INFORMATION PROVIDED ::

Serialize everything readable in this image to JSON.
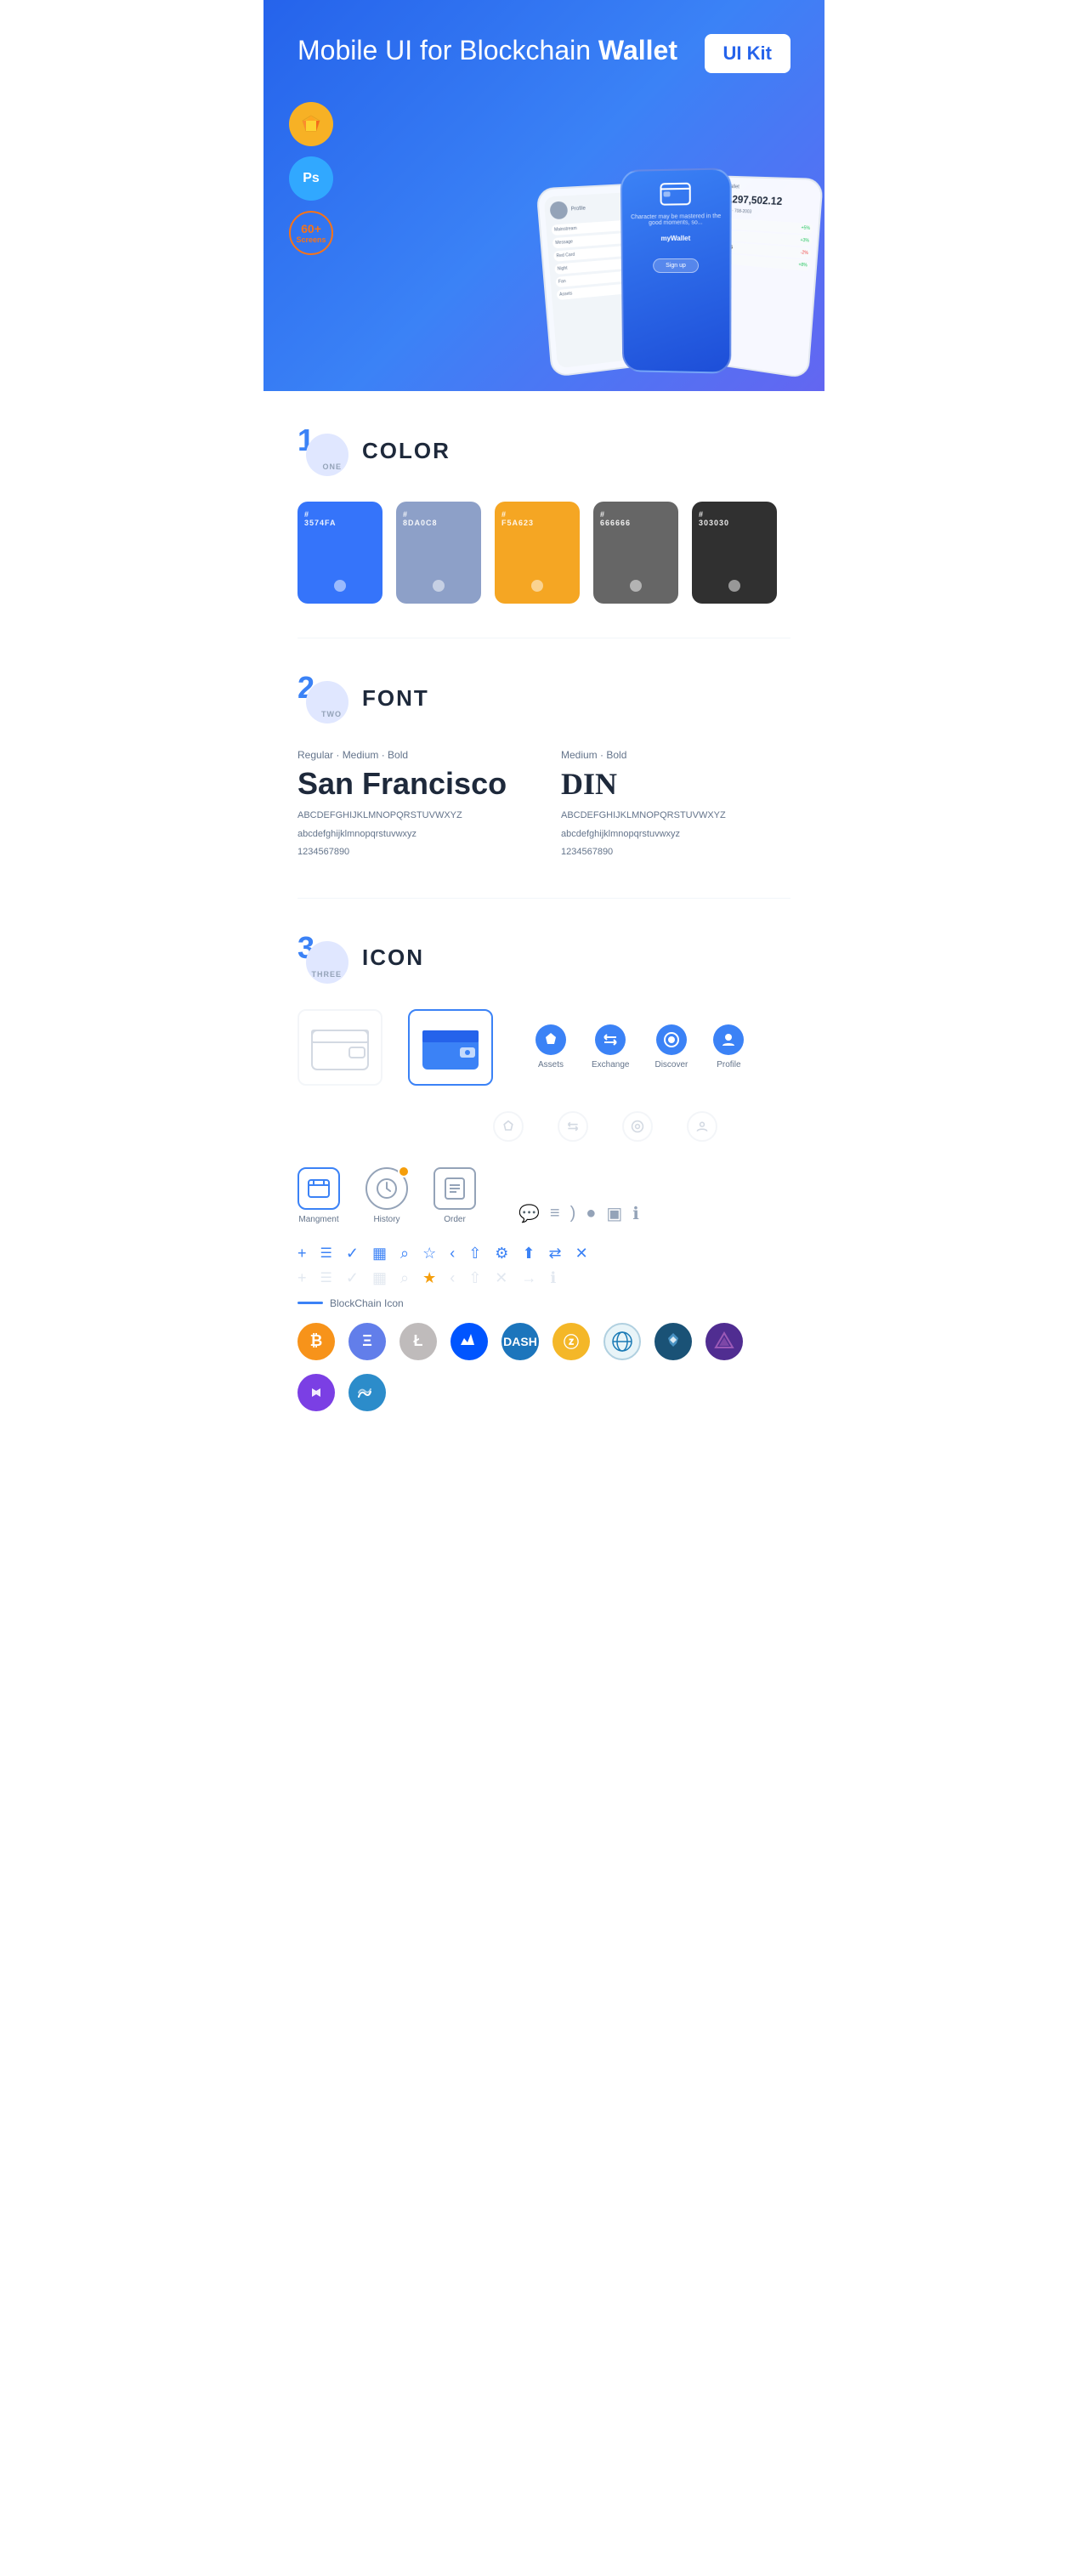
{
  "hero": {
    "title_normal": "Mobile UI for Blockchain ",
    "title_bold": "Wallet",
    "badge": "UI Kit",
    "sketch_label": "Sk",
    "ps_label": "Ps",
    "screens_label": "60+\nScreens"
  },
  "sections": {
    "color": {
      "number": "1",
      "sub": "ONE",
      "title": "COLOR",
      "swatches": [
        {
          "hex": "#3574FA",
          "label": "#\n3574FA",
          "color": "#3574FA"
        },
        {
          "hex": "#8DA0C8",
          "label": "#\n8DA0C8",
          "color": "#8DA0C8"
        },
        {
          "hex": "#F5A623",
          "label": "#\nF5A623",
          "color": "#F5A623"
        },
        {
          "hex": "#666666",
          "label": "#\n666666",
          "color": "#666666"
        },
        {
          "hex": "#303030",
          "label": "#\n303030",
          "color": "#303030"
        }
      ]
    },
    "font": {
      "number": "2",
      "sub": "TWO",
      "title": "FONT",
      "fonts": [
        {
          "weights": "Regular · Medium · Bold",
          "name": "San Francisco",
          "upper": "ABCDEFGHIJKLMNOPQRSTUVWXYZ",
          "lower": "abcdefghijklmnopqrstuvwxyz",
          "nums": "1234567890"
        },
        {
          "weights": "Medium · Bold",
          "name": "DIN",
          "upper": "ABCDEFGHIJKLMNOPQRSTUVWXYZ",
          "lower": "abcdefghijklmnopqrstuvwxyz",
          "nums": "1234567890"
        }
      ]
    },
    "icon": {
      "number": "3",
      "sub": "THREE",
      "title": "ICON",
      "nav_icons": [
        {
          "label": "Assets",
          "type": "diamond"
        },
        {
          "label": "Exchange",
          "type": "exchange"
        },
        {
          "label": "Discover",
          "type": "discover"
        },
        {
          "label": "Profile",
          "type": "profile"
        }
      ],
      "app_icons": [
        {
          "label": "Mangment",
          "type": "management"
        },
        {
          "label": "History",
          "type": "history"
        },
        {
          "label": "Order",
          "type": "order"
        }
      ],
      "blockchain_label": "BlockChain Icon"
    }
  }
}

WHAT TO WORK ON :: Quote the records in full and exactly; skip any image.

THE COMPLETED TASK ::
Serialize everything readable in this image to JSON.
{
  "hero": {
    "title_normal": "Mobile UI for Blockchain ",
    "title_bold": "Wallet",
    "badge": "UI Kit",
    "sketch_label": "Sk",
    "ps_label": "Ps",
    "screens_label": "60+\nScreens"
  },
  "sections": {
    "color": {
      "number": "1",
      "sub": "ONE",
      "title": "COLOR",
      "swatches": [
        {
          "hex": "#3574FA",
          "label": "#\n3574FA",
          "color": "#3574FA"
        },
        {
          "hex": "#8DA0C8",
          "label": "#\n8DA0C8",
          "color": "#8DA0C8"
        },
        {
          "hex": "#F5A623",
          "label": "#\nF5A623",
          "color": "#F5A623"
        },
        {
          "hex": "#666666",
          "label": "#\n666666",
          "color": "#666666"
        },
        {
          "hex": "#303030",
          "label": "#\n303030",
          "color": "#303030"
        }
      ]
    },
    "font": {
      "number": "2",
      "sub": "TWO",
      "title": "FONT",
      "fonts": [
        {
          "weights": "Regular · Medium · Bold",
          "name": "San Francisco",
          "upper": "ABCDEFGHIJKLMNOPQRSTUVWXYZ",
          "lower": "abcdefghijklmnopqrstuvwxyz",
          "nums": "1234567890"
        },
        {
          "weights": "Medium · Bold",
          "name": "DIN",
          "upper": "ABCDEFGHIJKLMNOPQRSTUVWXYZ",
          "lower": "abcdefghijklmnopqrstuvwxyz",
          "nums": "1234567890"
        }
      ]
    },
    "icon": {
      "number": "3",
      "sub": "THREE",
      "title": "ICON",
      "nav_icons": [
        {
          "label": "Assets",
          "type": "diamond"
        },
        {
          "label": "Exchange",
          "type": "exchange"
        },
        {
          "label": "Discover",
          "type": "discover"
        },
        {
          "label": "Profile",
          "type": "profile"
        }
      ],
      "app_icons": [
        {
          "label": "Mangment",
          "type": "management"
        },
        {
          "label": "History",
          "type": "history"
        },
        {
          "label": "Order",
          "type": "order"
        }
      ],
      "blockchain_label": "BlockChain Icon"
    }
  }
}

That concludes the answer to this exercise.